> **Problem statement**
Sort through the entries below and pull out lines containing the word "from".

> **Record excerpts**
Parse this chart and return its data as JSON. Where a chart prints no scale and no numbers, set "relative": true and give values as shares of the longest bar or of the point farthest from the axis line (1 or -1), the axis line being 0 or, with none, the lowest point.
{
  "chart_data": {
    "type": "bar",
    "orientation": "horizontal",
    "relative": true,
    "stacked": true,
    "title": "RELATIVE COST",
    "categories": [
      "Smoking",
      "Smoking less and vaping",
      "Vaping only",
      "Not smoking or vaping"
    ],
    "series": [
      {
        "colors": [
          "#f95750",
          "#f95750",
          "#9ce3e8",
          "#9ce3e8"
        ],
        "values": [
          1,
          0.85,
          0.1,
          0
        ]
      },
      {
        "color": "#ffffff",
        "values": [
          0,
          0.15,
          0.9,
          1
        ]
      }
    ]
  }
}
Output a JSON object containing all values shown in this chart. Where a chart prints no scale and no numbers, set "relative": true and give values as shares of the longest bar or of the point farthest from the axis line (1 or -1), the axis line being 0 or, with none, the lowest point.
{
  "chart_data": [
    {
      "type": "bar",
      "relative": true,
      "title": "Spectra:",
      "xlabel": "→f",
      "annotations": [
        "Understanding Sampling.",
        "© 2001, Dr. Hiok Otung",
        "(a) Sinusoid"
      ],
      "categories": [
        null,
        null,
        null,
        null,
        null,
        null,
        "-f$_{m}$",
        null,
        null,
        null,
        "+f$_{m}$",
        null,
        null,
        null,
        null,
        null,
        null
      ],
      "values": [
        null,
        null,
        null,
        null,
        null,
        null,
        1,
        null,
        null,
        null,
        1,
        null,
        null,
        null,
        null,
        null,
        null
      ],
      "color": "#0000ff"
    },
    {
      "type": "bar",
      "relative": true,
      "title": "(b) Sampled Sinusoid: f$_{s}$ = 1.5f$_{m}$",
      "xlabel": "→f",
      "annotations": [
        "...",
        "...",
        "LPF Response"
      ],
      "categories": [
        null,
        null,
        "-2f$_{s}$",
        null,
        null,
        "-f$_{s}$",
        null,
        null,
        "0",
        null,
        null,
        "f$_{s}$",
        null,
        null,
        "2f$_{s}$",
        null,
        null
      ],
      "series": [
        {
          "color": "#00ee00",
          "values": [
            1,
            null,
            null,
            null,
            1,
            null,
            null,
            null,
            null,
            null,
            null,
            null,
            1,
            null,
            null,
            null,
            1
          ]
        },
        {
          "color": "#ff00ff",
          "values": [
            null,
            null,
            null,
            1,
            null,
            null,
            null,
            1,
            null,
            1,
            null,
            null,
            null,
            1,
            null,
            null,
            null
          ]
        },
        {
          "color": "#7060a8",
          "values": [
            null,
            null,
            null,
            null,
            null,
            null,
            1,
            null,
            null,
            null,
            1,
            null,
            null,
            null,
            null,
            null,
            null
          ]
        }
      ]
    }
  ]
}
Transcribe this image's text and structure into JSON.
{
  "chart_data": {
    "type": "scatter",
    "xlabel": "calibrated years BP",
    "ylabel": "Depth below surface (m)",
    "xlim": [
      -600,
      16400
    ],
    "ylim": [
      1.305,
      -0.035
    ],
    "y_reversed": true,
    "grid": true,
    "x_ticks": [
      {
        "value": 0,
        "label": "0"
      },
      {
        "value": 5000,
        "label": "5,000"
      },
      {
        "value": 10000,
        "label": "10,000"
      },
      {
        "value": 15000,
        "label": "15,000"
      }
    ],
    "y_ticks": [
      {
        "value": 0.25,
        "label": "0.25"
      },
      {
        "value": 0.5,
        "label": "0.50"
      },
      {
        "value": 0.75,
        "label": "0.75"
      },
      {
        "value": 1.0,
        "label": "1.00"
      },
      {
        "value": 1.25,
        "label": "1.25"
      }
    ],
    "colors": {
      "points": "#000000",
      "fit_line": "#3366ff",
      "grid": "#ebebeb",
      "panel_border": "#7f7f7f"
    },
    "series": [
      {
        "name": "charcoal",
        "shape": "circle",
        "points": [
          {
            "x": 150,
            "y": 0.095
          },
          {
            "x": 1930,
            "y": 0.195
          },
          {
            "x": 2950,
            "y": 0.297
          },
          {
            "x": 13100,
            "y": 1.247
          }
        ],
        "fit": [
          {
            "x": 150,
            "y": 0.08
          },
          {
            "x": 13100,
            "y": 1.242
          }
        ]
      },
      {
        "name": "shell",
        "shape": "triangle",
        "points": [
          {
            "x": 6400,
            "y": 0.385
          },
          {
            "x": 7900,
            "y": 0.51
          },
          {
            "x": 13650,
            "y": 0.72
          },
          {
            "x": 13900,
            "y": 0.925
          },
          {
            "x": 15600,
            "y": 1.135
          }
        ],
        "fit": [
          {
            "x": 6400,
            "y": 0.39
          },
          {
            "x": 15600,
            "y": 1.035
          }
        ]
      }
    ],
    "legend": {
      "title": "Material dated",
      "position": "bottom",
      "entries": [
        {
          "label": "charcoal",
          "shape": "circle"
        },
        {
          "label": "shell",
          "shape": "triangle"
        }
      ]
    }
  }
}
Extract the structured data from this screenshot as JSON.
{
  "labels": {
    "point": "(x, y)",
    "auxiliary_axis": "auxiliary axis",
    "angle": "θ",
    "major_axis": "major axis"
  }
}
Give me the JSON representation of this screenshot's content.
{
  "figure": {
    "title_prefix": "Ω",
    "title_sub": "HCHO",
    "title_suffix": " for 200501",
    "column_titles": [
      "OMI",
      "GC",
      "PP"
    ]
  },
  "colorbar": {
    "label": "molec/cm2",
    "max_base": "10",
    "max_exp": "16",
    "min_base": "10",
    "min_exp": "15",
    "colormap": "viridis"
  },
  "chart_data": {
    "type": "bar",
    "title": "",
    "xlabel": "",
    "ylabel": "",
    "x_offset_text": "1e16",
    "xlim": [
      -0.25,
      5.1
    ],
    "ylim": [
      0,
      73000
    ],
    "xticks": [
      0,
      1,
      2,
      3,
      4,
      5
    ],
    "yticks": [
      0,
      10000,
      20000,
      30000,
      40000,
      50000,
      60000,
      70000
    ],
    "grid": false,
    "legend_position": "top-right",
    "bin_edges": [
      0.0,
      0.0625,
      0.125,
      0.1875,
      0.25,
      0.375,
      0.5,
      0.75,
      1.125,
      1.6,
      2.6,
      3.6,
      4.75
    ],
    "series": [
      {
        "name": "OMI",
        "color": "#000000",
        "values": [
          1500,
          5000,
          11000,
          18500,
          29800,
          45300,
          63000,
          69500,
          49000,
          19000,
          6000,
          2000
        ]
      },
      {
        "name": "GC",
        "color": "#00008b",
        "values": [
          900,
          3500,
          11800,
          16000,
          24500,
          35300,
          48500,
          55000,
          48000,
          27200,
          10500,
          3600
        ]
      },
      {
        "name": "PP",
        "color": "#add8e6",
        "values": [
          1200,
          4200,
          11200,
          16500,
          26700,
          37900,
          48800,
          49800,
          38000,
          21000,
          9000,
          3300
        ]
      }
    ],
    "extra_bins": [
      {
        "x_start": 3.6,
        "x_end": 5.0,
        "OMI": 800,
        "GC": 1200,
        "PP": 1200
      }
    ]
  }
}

> **Finished task**
Parse this chart and return its data as JSON. Where a chart prints no scale and no numbers, set "relative": true and give values as shares of the longest bar or of the point farthest from the axis line (1 or -1), the axis line being 0 or, with none, the lowest point.
Output a JSON object containing all values shown in this chart. Where a chart prints no scale and no numbers, set "relative": true and give values as shares of the longest bar or of the point farthest from the axis line (1 or -1), the axis line being 0 or, with none, the lowest point.
Extract the structured data from this screenshot as JSON.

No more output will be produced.